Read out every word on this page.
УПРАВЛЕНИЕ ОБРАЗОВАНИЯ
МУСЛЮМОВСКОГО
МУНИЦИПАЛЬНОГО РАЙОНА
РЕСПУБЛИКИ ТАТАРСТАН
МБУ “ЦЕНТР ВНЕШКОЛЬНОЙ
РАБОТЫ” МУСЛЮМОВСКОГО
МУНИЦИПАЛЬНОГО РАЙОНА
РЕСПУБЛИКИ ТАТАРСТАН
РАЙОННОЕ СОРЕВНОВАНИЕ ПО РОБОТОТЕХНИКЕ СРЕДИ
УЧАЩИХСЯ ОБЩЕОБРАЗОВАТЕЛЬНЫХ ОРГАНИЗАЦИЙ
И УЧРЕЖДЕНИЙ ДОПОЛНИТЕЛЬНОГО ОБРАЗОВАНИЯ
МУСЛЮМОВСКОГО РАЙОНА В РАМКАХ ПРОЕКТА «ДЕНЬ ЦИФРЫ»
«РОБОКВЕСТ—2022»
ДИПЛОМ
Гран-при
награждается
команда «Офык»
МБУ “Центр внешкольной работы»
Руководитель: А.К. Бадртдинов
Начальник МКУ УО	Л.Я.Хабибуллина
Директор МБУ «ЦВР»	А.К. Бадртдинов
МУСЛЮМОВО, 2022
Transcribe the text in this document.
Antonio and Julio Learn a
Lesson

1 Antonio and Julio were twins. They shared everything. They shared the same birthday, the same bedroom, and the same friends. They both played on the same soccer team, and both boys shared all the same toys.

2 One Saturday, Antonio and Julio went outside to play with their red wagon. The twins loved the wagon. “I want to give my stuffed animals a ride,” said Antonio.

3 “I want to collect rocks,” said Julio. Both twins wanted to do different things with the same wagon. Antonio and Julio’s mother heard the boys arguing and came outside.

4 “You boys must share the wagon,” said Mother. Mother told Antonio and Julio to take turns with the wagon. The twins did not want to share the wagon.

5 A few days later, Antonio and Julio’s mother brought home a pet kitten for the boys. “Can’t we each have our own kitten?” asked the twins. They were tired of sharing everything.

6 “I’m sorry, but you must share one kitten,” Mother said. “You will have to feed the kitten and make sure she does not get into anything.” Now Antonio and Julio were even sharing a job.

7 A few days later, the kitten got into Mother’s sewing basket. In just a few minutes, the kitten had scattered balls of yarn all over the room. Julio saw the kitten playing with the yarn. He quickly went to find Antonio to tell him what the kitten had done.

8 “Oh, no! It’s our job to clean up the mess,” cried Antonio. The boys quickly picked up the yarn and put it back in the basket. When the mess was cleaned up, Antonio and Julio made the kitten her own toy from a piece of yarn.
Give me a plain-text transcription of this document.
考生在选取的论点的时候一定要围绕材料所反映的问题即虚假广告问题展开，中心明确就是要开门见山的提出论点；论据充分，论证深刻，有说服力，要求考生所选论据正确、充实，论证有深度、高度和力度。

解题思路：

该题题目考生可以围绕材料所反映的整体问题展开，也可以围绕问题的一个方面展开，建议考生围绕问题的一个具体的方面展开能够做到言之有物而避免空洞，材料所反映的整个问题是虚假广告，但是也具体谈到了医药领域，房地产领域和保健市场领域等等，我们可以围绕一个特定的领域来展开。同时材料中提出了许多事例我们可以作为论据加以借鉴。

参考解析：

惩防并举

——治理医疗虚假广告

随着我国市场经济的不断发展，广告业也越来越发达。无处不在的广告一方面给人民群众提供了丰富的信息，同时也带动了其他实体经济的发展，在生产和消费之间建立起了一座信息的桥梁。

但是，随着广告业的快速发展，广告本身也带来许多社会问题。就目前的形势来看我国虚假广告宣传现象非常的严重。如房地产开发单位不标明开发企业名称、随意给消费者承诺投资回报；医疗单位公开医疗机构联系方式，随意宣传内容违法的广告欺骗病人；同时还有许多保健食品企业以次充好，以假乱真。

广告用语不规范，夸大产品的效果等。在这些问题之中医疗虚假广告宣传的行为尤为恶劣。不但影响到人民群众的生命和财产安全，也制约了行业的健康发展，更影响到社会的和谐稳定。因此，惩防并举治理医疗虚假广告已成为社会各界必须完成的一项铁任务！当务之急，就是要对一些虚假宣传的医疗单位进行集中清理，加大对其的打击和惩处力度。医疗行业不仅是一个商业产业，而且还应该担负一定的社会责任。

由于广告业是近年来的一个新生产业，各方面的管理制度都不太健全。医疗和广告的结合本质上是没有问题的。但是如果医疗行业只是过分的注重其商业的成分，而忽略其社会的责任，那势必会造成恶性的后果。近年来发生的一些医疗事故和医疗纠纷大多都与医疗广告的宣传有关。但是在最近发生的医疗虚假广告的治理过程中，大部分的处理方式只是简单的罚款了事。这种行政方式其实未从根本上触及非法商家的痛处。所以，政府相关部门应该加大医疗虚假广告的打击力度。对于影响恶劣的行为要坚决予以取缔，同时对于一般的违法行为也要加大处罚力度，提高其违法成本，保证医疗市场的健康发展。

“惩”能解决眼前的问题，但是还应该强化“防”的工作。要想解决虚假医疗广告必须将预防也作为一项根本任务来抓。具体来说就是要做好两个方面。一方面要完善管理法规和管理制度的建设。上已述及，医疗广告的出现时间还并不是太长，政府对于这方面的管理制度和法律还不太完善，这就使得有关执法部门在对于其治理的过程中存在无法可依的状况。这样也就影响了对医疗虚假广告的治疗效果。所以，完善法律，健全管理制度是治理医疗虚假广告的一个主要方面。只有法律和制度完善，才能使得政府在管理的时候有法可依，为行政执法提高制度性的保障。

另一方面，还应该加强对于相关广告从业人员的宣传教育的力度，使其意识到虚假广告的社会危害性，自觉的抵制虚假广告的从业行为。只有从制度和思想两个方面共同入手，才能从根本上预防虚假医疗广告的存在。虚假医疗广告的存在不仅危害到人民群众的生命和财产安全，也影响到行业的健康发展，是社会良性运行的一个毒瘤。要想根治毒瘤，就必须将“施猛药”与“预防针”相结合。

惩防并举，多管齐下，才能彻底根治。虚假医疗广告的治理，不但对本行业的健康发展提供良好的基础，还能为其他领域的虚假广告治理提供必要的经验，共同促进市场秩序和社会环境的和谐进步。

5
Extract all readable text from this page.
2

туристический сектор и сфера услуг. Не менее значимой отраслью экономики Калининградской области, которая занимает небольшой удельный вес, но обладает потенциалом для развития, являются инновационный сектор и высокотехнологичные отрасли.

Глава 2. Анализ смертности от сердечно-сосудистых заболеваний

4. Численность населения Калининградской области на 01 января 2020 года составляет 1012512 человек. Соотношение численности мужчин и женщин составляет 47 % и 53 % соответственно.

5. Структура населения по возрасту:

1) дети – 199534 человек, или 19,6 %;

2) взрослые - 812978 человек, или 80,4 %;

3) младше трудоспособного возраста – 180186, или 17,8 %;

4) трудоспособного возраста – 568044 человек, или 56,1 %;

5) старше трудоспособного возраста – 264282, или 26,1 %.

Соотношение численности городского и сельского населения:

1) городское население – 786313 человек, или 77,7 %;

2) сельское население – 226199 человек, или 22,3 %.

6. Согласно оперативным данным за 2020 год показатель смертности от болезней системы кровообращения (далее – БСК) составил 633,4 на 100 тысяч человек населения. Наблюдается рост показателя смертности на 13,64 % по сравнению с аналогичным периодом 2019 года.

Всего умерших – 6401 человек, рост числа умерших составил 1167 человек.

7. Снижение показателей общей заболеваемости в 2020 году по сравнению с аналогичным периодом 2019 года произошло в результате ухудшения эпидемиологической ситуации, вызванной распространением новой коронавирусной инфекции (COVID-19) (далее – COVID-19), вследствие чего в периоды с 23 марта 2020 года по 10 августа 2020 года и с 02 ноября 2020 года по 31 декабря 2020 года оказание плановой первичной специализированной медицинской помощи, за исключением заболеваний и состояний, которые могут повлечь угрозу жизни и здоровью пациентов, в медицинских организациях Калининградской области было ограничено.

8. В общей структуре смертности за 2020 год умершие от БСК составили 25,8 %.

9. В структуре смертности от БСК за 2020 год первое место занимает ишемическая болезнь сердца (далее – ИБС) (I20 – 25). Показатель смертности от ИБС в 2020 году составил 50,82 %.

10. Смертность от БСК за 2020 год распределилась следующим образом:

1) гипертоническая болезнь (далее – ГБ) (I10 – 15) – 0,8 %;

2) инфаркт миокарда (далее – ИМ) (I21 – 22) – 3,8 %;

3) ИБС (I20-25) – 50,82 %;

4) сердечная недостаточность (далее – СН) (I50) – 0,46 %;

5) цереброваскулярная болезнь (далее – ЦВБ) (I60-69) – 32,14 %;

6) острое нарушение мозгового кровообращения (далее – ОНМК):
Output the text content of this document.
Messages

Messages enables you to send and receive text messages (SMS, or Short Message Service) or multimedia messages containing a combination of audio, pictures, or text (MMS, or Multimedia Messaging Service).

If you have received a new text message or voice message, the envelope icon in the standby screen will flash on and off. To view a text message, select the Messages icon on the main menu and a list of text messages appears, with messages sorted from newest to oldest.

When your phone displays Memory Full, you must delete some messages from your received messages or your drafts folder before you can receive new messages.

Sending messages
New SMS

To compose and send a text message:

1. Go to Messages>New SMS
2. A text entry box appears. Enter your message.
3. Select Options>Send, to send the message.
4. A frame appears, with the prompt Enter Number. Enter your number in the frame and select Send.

__WRITTEN TASK__. How many lines of the listing above include the word "your"? State the number and nothing else.

__THE RESPONSE__. 3